Given records:
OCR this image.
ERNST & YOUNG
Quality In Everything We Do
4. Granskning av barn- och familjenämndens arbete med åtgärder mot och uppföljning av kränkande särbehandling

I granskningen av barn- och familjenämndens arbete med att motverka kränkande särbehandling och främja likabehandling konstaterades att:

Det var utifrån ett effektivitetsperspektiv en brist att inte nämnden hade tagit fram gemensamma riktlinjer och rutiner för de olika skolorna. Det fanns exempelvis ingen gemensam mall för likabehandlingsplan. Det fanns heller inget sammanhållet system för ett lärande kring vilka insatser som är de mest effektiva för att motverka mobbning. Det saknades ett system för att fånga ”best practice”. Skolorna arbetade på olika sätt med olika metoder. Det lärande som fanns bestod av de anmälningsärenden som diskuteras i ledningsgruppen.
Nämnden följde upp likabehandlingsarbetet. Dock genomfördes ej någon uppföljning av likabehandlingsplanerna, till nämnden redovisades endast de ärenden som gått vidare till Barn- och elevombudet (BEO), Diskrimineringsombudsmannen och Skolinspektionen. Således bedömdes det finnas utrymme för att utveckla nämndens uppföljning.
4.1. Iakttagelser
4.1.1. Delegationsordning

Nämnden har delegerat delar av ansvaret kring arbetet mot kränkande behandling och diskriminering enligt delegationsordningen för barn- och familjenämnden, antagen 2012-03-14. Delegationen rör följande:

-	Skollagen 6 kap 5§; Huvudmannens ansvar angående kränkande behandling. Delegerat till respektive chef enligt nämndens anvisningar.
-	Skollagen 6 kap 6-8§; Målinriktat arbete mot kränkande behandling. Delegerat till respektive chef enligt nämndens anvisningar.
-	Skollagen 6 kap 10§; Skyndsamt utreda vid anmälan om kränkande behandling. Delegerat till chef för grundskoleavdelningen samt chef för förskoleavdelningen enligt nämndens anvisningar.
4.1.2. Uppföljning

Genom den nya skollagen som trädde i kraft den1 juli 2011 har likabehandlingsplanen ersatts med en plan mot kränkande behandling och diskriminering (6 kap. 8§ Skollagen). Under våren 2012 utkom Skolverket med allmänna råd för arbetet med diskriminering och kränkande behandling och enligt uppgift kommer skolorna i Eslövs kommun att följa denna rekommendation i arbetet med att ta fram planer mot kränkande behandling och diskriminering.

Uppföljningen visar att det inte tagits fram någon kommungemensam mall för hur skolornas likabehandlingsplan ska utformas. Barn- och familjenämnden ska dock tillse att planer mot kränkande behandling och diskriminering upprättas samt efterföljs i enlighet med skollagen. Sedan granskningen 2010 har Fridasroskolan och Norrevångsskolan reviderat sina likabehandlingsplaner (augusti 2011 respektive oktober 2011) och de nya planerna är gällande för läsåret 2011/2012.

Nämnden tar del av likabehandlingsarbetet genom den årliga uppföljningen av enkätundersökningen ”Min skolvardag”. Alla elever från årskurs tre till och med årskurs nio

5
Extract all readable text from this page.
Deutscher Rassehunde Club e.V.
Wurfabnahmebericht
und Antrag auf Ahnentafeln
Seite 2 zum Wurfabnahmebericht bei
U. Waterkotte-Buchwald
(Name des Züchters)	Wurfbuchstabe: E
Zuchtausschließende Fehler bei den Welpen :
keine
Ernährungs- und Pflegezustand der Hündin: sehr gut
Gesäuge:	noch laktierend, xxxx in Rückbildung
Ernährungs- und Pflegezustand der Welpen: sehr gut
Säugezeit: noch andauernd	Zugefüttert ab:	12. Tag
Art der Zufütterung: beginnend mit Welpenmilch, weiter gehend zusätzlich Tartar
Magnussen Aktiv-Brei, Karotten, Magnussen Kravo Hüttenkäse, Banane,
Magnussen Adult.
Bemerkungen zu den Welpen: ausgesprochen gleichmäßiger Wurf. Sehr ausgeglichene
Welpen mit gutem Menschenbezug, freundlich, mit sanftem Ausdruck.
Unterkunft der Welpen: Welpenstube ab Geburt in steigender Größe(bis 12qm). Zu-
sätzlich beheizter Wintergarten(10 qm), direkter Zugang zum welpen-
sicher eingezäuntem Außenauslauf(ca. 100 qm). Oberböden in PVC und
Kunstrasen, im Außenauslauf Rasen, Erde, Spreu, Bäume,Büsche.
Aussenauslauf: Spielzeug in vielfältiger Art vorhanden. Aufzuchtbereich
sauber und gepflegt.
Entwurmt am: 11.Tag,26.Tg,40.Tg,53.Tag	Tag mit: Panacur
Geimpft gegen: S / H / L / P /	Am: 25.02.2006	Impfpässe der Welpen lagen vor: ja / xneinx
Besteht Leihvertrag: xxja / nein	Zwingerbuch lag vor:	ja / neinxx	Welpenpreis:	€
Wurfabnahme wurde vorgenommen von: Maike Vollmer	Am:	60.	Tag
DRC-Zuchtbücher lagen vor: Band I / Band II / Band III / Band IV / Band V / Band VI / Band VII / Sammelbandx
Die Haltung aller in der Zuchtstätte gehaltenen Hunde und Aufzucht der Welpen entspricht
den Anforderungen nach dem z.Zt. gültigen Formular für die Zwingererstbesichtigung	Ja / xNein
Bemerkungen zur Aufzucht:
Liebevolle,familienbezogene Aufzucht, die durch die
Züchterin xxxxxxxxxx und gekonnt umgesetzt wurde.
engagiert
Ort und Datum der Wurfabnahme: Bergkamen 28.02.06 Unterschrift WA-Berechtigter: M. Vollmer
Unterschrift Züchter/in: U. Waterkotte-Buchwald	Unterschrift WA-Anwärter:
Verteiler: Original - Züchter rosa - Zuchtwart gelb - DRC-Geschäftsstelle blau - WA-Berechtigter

Assignment: Each entry in the data should be restated exactly as it was written.

Solution to this problem:
OCR this image.
ERNST & YOUNG
Quality In Everything We Do
4. Granskning av barn- och familjenämndens arbete med åtgärder mot och uppföljning av kränkande särbehandling

I granskningen av barn- och familjenämndens arbete med att motverka kränkande särbehandling och främja likabehandling konstaterades att:

Det var utifrån ett effektivitetsperspektiv en brist att inte nämnden hade tagit fram gemensamma riktlinjer och rutiner för de olika skolorna. Det fanns exempelvis ingen gemensam mall för likabehandlingsplan. Det fanns heller inget sammanhållet system för ett lärande kring vilka insatser som är de mest effektiva för att motverka mobbning. Det saknades ett system för att fånga ”best practice”. Skolorna arbetade på olika sätt med olika metoder. Det lärande som fanns bestod av de anmälningsärenden som diskuteras i ledningsgruppen.
Nämnden följde upp likabehandlingsarbetet. Dock genomfördes ej någon uppföljning av likabehandlingsplanerna, till nämnden redovisades endast de ärenden som gått vidare till Barn- och elevombudet (BEO), Diskrimineringsombudsmannen och Skolinspektionen. Således bedömdes det finnas utrymme för att utveckla nämndens uppföljning.
4.1. Iakttagelser
4.1.1. Delegationsordning

Nämnden har delegerat delar av ansvaret kring arbetet mot kränkande behandling och diskriminering enligt delegationsordningen för barn- och familjenämnden, antagen 2012-03-14. Delegationen rör följande:

-	Skollagen 6 kap 5§; Huvudmannens ansvar angående kränkande behandling. Delegerat till respektive chef enligt nämndens anvisningar.
-	Skollagen 6 kap 6-8§; Målinriktat arbete mot kränkande behandling. Delegerat till respektive chef enligt nämndens anvisningar.
-	Skollagen 6 kap 10§; Skyndsamt utreda vid anmälan om kränkande behandling. Delegerat till chef för grundskoleavdelningen samt chef för förskoleavdelningen enligt nämndens anvisningar.
4.1.2. Uppföljning

Genom den nya skollagen som trädde i kraft den1 juli 2011 har likabehandlingsplanen ersatts med en plan mot kränkande behandling och diskriminering (6 kap. 8§ Skollagen). Under våren 2012 utkom Skolverket med allmänna råd för arbetet med diskriminering och kränkande behandling och enligt uppgift kommer skolorna i Eslövs kommun att följa denna rekommendation i arbetet med att ta fram planer mot kränkande behandling och diskriminering.

Uppföljningen visar att det inte tagits fram någon kommungemensam mall för hur skolornas likabehandlingsplan ska utformas. Barn- och familjenämnden ska dock tillse att planer mot kränkande behandling och diskriminering upprättas samt efterföljs i enlighet med skollagen. Sedan granskningen 2010 har Fridasroskolan och Norrevångsskolan reviderat sina likabehandlingsplaner (augusti 2011 respektive oktober 2011) och de nya planerna är gällande för läsåret 2011/2012.

Nämnden tar del av likabehandlingsarbetet genom den årliga uppföljningen av enkätundersökningen ”Min skolvardag”. Alla elever från årskurs tre till och med årskurs nio

5
Extract all readable text from this page.
Deutscher Rassehunde Club e.V.
Wurfabnahmebericht
und Antrag auf Ahnentafeln
Seite 2 zum Wurfabnahmebericht bei
U. Waterkotte-Buchwald
(Name des Züchters)	Wurfbuchstabe: E
Zuchtausschließende Fehler bei den Welpen :
keine
Ernährungs- und Pflegezustand der Hündin: sehr gut
Gesäuge:	noch laktierend, xxxx in Rückbildung
Ernährungs- und Pflegezustand der Welpen: sehr gut
Säugezeit: noch andauernd	Zugefüttert ab:	12. Tag
Art der Zufütterung: beginnend mit Welpenmilch, weiter gehend zusätzlich Tartar
Magnussen Aktiv-Brei, Karotten, Magnussen Kravo Hüttenkäse, Banane,
Magnussen Adult.
Bemerkungen zu den Welpen: ausgesprochen gleichmäßiger Wurf. Sehr ausgeglichene
Welpen mit gutem Menschenbezug, freundlich, mit sanftem Ausdruck.
Unterkunft der Welpen: Welpenstube ab Geburt in steigender Größe(bis 12qm). Zu-
sätzlich beheizter Wintergarten(10 qm), direkter Zugang zum welpen-
sicher eingezäuntem Außenauslauf(ca. 100 qm). Oberböden in PVC und
Kunstrasen, im Außenauslauf Rasen, Erde, Spreu, Bäume,Büsche.
Aussenauslauf: Spielzeug in vielfältiger Art vorhanden. Aufzuchtbereich
sauber und gepflegt.
Entwurmt am: 11.Tag,26.Tg,40.Tg,53.Tag	Tag mit: Panacur
Geimpft gegen: S / H / L / P /	Am: 25.02.2006	Impfpässe der Welpen lagen vor: ja / xneinx
Besteht Leihvertrag: xxja / nein	Zwingerbuch lag vor:	ja / neinxx	Welpenpreis:	€
Wurfabnahme wurde vorgenommen von: Maike Vollmer	Am:	60.	Tag
DRC-Zuchtbücher lagen vor: Band I / Band II / Band III / Band IV / Band V / Band VI / Band VII / Sammelbandx
Die Haltung aller in der Zuchtstätte gehaltenen Hunde und Aufzucht der Welpen entspricht
den Anforderungen nach dem z.Zt. gültigen Formular für die Zwingererstbesichtigung	Ja / xNein
Bemerkungen zur Aufzucht:
Liebevolle,familienbezogene Aufzucht, die durch die
Züchterin xxxxxxxxxx und gekonnt umgesetzt wurde.
engagiert
Ort und Datum der Wurfabnahme: Bergkamen 28.02.06 Unterschrift WA-Berechtigter: M. Vollmer
Unterschrift Züchter/in: U. Waterkotte-Buchwald	Unterschrift WA-Anwärter:
Verteiler: Original - Züchter rosa - Zuchtwart gelb - DRC-Geschäftsstelle blau - WA-Berechtigter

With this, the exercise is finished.